**GIVEN EXERCISE:**
Pick out each line below containing "samples".

**EXERCISE MATERIAL:**

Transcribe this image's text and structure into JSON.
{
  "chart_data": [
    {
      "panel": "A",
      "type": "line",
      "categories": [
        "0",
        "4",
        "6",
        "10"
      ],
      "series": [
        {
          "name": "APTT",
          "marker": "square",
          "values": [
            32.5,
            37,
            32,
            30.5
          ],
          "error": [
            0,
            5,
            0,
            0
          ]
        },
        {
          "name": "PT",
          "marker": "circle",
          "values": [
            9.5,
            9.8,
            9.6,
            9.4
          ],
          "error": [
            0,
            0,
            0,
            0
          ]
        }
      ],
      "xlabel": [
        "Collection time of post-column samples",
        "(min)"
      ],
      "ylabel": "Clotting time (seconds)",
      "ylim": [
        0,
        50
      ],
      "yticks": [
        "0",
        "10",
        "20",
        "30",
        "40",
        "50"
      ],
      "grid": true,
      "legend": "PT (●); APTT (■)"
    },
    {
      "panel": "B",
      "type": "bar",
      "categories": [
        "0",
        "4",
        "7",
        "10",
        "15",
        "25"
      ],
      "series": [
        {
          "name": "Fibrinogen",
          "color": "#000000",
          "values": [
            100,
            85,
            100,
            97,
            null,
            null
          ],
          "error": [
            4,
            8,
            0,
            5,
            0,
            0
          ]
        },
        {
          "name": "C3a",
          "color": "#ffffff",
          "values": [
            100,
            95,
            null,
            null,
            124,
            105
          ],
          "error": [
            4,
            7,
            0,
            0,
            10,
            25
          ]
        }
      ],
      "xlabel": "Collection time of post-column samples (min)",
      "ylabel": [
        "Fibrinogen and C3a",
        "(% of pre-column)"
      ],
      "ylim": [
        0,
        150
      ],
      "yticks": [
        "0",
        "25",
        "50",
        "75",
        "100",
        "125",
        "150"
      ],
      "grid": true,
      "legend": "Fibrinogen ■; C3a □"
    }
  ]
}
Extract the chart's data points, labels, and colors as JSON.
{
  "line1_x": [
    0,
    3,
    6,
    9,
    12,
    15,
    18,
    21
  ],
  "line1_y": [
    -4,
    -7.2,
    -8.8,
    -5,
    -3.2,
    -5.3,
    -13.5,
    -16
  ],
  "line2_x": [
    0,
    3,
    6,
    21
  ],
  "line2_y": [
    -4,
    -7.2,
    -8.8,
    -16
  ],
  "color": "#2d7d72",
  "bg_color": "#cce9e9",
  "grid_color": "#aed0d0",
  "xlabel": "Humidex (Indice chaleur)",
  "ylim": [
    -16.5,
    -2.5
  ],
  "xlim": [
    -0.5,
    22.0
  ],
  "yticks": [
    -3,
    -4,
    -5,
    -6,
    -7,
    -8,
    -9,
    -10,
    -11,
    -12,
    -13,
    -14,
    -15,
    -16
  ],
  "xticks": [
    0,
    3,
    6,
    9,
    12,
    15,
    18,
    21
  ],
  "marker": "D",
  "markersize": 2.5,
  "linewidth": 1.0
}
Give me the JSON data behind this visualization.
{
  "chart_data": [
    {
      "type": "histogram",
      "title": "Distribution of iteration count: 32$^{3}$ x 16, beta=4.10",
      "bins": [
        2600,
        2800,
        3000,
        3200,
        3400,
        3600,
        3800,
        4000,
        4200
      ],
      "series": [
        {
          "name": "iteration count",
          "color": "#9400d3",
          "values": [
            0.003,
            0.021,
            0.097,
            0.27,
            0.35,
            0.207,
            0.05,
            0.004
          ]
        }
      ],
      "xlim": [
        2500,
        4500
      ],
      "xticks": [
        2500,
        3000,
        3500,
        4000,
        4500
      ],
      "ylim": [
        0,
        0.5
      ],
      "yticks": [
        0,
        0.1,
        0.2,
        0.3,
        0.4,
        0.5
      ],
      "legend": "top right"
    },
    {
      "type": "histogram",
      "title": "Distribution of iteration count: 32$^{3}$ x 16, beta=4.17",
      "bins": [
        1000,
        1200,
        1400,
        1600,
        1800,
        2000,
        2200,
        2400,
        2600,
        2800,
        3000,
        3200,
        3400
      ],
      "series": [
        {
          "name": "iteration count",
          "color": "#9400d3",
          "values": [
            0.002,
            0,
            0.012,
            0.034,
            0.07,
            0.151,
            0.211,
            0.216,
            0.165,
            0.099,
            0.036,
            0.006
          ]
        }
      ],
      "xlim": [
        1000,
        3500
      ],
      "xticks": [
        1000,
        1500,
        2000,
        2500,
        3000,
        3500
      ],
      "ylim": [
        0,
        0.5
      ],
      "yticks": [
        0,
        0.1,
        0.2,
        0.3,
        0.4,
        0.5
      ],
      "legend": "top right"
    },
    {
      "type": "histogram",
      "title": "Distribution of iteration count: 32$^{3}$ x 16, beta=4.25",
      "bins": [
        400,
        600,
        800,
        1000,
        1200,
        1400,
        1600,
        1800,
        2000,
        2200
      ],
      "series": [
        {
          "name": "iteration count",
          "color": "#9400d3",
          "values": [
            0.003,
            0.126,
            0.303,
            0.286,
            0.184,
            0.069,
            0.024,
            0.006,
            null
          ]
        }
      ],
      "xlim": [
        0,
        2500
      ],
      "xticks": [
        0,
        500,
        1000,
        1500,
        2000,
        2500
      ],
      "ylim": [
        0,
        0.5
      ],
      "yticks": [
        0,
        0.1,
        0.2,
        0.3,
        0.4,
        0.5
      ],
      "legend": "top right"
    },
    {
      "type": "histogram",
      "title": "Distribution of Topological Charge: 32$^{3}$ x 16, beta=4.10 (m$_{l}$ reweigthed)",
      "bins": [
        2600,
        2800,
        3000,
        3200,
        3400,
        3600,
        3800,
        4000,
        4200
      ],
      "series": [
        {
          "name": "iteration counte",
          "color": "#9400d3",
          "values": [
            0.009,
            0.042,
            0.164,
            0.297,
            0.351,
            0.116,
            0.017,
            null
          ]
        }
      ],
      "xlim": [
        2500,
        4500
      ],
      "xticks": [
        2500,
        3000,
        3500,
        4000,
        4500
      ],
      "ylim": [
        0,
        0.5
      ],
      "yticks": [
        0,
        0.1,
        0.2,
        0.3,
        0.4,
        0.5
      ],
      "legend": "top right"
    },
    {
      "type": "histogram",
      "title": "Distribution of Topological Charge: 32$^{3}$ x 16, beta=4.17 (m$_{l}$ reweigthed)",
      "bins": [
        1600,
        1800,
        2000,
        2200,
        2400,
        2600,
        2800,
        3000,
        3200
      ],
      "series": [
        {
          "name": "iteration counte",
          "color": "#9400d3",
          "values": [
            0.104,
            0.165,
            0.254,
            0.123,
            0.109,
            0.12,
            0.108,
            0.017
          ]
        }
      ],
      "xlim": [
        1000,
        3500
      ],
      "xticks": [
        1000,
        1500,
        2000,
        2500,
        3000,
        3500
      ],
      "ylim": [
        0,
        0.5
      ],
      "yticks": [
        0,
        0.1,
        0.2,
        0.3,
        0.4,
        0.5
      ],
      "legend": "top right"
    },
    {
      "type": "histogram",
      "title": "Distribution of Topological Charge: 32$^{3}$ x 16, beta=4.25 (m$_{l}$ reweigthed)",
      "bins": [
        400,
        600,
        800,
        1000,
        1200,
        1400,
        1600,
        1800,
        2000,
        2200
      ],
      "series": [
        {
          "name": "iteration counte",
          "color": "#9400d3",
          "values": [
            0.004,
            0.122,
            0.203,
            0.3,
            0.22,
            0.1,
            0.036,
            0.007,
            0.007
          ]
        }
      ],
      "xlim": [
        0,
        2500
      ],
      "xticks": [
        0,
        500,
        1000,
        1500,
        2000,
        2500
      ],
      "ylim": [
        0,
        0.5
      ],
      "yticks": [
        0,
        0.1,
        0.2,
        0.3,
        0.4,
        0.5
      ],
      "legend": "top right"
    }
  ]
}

**RIGHT ANSWER:**
        "Collection time of post-column samples",
      "xlabel": "Collection time of post-column samples (min)",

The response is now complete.